Extracts from a graphics dataset:

+ + + +

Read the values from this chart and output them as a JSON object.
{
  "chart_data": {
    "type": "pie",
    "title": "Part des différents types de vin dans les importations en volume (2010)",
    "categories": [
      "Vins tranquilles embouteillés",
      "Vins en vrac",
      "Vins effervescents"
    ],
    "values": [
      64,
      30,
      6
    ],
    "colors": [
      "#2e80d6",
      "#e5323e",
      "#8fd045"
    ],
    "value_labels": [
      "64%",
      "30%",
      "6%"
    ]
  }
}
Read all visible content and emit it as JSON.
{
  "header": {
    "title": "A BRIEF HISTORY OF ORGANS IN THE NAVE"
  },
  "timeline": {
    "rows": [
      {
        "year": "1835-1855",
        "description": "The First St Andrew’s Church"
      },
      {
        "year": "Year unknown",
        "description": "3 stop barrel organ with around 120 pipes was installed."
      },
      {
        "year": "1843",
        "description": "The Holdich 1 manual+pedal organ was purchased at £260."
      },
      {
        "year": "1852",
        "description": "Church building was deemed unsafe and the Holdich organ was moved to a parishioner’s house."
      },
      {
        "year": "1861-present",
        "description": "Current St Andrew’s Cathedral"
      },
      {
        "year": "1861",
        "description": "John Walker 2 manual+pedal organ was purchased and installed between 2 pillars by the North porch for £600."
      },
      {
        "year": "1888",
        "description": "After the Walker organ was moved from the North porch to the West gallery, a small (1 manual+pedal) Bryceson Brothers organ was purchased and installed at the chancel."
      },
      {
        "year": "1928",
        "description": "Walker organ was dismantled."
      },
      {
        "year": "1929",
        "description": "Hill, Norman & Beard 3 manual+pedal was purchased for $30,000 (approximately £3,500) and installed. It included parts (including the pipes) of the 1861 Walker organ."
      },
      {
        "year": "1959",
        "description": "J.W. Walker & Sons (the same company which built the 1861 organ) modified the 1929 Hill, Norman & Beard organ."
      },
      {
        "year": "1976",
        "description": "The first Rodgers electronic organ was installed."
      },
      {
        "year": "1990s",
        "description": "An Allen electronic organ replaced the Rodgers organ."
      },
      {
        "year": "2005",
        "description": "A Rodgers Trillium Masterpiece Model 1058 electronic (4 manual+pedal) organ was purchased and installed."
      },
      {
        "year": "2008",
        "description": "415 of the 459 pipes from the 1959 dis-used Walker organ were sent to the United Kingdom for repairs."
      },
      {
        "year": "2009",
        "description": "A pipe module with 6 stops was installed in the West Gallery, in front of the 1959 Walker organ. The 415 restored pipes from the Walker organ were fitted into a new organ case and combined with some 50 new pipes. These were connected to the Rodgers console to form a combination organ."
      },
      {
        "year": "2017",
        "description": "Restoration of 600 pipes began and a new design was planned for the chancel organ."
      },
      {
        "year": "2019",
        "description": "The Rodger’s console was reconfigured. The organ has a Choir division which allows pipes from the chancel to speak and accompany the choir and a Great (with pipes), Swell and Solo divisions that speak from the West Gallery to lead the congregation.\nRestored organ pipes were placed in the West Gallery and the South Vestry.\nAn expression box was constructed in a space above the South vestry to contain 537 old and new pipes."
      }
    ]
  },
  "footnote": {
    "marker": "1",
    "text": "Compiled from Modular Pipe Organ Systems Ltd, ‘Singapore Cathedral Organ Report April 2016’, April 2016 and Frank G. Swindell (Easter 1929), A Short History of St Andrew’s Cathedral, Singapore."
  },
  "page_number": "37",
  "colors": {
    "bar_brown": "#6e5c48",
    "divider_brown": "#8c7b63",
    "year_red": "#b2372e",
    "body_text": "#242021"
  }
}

+ + + +

WHAT YOU SHOULD DO: Select every line in the records above that contains the word "with".

SOLVED PROBLEM:
        "description": "3 stop barrel organ with around 120 pipes was installed."
        "description": "A pipe module with 6 stops was installed in the West Gallery, in front of the 1959 Walker organ. The 415 restored pipes from the Walker organ were fitted into a new organ case and combined with some 50 new pipes. These were connected to the Rodgers console to form a combination organ."
        "description": "The Rodger’s console was reconfigured. The organ has a Choir division which allows pipes from the chancel to speak and accompany the choir and a Great (with pipes), Swell and Solo divisions that speak from the West Gallery to lead the congregation.\nRestored organ pipes were placed in the West Gallery and the South Vestry.\nAn expression box was constructed in a space above the South vestry to contain 537 old and new pipes."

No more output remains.